Assigned task » Among the entries below, how many lines include "vaccinated"? Give the number alone.

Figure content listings
☆ ☆ ☆ ☆ ☆ ☆ ☆
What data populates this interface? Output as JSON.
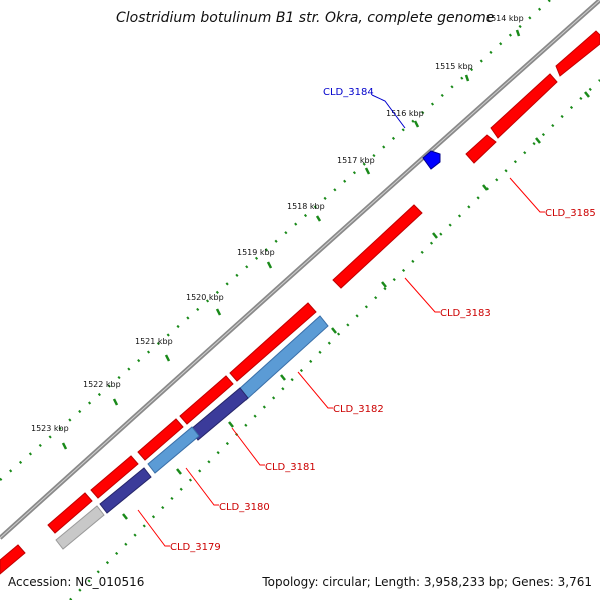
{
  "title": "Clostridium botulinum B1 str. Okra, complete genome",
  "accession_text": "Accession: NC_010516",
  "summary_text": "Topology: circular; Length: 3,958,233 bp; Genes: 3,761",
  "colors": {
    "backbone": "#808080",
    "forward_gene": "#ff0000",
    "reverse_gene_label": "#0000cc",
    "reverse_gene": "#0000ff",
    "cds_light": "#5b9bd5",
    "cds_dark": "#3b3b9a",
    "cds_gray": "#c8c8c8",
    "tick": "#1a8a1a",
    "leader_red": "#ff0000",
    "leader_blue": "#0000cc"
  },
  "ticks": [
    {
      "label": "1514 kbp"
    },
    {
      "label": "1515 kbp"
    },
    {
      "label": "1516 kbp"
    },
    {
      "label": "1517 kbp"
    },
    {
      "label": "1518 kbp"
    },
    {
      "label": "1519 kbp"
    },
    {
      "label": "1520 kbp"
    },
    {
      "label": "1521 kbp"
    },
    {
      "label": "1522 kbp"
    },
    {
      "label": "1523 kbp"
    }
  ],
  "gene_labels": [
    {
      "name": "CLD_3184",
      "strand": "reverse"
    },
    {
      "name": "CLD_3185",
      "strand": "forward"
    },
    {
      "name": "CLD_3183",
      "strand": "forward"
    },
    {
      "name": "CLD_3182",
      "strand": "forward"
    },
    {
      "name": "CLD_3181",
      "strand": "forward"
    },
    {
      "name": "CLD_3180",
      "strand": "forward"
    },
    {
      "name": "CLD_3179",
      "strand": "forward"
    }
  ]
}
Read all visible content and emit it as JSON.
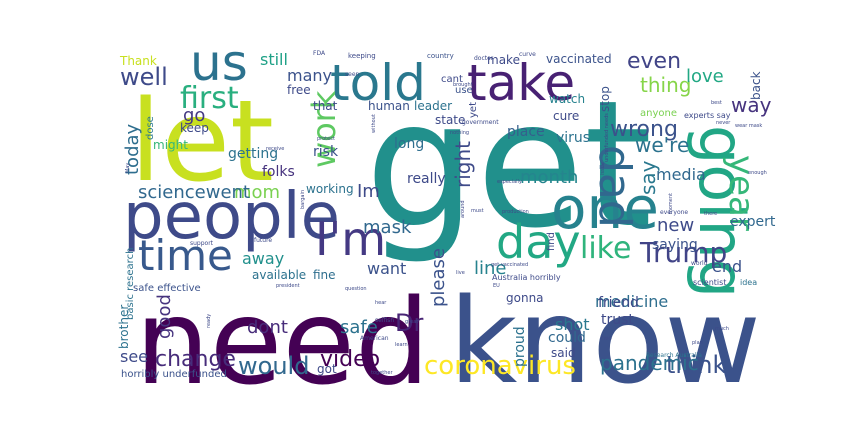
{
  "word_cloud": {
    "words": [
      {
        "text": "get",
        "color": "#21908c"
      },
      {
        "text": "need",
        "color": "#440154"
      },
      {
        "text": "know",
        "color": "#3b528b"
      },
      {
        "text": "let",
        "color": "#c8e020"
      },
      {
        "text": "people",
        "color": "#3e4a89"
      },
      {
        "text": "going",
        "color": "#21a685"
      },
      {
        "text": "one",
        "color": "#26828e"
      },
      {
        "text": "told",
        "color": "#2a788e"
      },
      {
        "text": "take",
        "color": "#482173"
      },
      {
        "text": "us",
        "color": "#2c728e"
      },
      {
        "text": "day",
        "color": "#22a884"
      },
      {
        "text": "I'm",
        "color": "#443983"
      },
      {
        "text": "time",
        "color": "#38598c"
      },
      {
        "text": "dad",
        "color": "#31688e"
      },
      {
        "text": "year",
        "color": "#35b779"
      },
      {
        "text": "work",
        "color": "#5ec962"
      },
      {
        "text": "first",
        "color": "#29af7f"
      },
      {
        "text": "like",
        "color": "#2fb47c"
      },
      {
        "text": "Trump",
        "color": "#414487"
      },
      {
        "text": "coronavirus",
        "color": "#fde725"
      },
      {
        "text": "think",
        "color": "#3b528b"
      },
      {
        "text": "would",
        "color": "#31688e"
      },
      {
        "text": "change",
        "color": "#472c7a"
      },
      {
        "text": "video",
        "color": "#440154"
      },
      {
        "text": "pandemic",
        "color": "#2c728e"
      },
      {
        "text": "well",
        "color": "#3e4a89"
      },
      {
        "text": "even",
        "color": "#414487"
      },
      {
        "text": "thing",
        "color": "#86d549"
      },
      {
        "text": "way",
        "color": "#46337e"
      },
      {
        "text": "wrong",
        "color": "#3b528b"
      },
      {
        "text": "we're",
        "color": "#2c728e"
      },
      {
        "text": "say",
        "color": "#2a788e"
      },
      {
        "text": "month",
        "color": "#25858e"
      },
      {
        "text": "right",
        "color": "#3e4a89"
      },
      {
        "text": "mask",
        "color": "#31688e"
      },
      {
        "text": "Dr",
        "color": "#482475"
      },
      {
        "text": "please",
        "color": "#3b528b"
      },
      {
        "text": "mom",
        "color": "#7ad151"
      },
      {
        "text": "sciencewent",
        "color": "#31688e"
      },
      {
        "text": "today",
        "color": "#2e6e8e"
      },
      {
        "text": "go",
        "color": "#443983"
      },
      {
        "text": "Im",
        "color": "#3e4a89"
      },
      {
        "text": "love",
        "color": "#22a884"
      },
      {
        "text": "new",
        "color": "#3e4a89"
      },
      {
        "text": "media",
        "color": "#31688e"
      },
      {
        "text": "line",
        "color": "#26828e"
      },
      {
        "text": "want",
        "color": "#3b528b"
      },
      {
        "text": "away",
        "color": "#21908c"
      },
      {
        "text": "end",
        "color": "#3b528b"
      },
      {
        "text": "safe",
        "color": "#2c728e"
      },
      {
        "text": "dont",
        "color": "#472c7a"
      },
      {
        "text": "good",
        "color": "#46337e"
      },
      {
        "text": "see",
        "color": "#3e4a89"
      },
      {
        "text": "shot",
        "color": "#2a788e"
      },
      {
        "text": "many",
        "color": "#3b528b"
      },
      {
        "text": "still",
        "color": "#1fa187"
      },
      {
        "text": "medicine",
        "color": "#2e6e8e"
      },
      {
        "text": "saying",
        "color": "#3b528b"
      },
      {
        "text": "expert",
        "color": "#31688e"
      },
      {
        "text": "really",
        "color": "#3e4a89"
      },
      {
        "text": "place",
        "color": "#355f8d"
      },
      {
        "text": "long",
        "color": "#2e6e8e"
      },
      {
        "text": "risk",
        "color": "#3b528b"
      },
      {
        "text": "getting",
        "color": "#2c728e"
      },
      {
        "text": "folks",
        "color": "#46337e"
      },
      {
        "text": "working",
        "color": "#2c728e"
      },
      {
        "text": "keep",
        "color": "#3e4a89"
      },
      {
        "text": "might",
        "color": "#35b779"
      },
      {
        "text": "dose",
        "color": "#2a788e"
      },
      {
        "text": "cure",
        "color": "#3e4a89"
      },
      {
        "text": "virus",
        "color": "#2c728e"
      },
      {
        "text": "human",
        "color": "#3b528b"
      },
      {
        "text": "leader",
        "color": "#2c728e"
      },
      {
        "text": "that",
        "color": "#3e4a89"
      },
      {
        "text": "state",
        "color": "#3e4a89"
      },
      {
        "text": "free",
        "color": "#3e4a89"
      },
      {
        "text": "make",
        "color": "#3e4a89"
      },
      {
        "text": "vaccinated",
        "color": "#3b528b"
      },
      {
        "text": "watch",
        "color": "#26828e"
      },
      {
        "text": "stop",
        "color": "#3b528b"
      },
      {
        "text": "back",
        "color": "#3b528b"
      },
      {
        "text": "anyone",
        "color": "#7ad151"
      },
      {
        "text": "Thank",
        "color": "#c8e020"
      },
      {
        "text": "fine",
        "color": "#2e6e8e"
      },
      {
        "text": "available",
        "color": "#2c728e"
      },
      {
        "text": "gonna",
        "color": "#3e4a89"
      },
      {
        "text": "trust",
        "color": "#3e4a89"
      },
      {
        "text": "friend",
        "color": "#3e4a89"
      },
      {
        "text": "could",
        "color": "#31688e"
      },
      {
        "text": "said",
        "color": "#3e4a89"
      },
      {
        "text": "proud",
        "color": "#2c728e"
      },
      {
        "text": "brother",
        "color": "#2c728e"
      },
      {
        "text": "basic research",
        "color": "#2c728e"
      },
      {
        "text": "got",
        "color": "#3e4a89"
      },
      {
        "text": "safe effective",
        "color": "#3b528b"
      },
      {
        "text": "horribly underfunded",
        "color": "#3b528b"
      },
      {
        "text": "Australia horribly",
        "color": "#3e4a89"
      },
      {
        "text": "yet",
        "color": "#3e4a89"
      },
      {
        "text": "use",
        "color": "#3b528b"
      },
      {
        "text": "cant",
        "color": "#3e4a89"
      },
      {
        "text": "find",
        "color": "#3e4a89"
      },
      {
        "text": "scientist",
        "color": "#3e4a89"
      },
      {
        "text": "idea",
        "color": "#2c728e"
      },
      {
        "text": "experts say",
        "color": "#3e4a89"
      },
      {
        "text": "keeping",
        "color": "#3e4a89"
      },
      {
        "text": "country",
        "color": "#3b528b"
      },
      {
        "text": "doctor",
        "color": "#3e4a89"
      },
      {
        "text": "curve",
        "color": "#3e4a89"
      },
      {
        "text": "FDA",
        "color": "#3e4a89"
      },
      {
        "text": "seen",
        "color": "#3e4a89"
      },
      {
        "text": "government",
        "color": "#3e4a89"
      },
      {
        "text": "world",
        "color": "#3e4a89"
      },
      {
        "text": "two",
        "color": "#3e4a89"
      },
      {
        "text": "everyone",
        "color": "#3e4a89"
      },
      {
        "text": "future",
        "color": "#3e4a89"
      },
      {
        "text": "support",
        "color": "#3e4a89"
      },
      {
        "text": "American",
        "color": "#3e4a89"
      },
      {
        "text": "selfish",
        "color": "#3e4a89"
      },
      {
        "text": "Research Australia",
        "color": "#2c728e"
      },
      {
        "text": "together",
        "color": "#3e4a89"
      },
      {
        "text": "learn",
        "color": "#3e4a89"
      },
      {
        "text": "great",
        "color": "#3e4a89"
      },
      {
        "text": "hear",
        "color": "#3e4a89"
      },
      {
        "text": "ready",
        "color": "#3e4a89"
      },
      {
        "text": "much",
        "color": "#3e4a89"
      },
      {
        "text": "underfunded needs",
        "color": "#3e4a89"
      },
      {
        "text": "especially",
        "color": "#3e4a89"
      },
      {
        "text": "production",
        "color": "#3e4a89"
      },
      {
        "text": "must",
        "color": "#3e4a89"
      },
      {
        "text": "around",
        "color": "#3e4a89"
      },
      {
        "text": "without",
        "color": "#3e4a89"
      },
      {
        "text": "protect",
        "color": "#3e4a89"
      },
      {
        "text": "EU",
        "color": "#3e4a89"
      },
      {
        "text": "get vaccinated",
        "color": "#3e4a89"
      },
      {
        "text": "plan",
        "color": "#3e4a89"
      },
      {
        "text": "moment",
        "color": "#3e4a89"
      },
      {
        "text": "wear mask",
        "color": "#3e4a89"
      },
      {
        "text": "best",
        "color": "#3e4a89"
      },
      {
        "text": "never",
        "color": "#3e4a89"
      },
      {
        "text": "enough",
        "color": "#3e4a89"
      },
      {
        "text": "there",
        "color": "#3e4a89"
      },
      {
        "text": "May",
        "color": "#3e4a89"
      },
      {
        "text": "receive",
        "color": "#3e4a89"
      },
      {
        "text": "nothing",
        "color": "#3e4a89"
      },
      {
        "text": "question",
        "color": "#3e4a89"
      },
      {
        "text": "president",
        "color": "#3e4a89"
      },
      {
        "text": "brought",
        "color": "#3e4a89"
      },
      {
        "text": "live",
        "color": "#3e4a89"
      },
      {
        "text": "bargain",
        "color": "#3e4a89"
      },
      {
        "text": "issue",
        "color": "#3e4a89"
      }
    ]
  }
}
☆ ☆ ☆ ☆ ☆ ☆ ☆
Solution » 2